Extract all lines in the data that contain the word "snelheid".

=== MATERIAL SHOWN ===

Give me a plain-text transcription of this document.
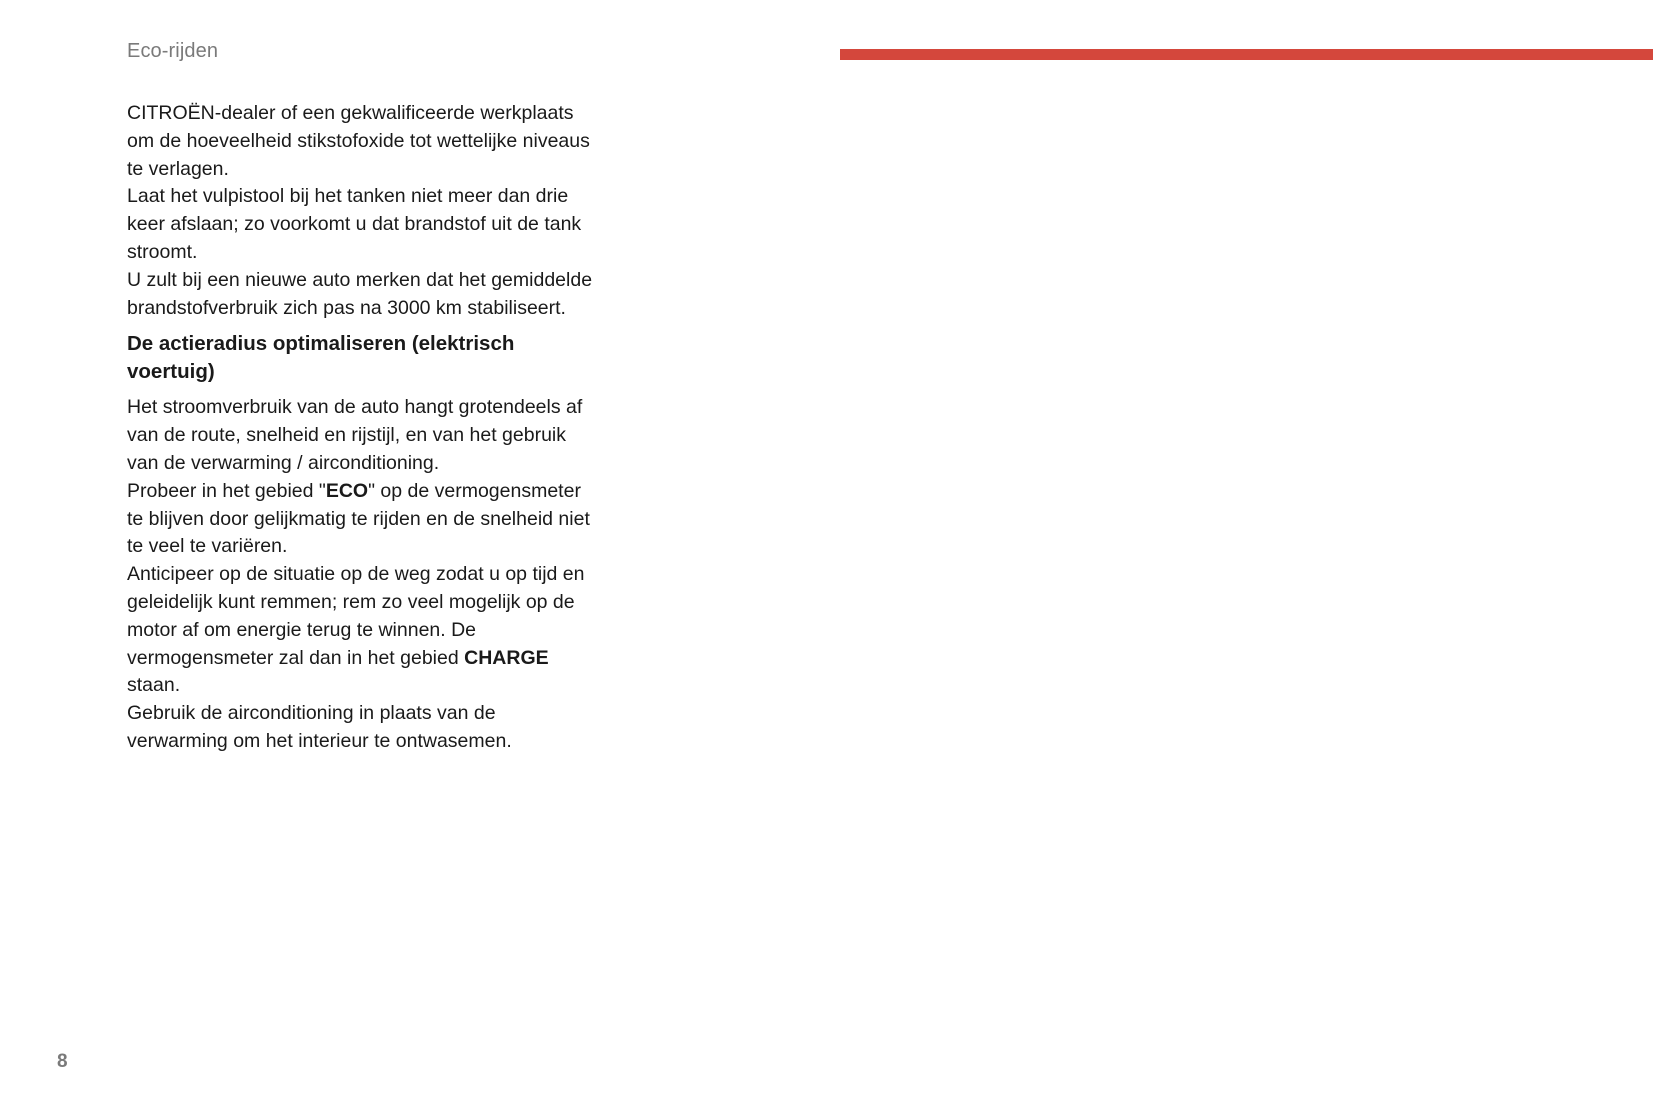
Eco-rijden

CITROËN-dealer of een gekwalificeerde werkplaats om de hoeveelheid stikstofoxide tot wettelijke niveaus te verlagen.

Laat het vulpistool bij het tanken niet meer dan drie keer afslaan; zo voorkomt u dat brandstof uit de tank stroomt.

U zult bij een nieuwe auto merken dat het gemiddelde brandstofverbruik zich pas na 3000 km stabiliseert.

De actieradius optimaliseren (elektrisch voertuig)

Het stroomverbruik van de auto hangt grotendeels af van de route, snelheid en rijstijl, en van het gebruik van de verwarming / airconditioning.

Probeer in het gebied "ECO" op de vermogensmeter te blijven door gelijkmatig te rijden en de snelheid niet te veel te variëren.

Anticipeer op de situatie op de weg zodat u op tijd en geleidelijk kunt remmen; rem zo veel mogelijk op de motor af om energie terug te winnen. De vermogensmeter zal dan in het gebied CHARGE staan.

Gebruik de airconditioning in plaats van de verwarming om het interieur te ontwasemen.

8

===

- _REPLY_:
Het stroomverbruik van de auto hangt grotendeels af van de route, snelheid en rijstijl, en van het gebruik van de verwarming / airconditioning.
Probeer in het gebied "ECO" op de vermogensmeter te blijven door gelijkmatig te rijden en de snelheid niet te veel te variëren.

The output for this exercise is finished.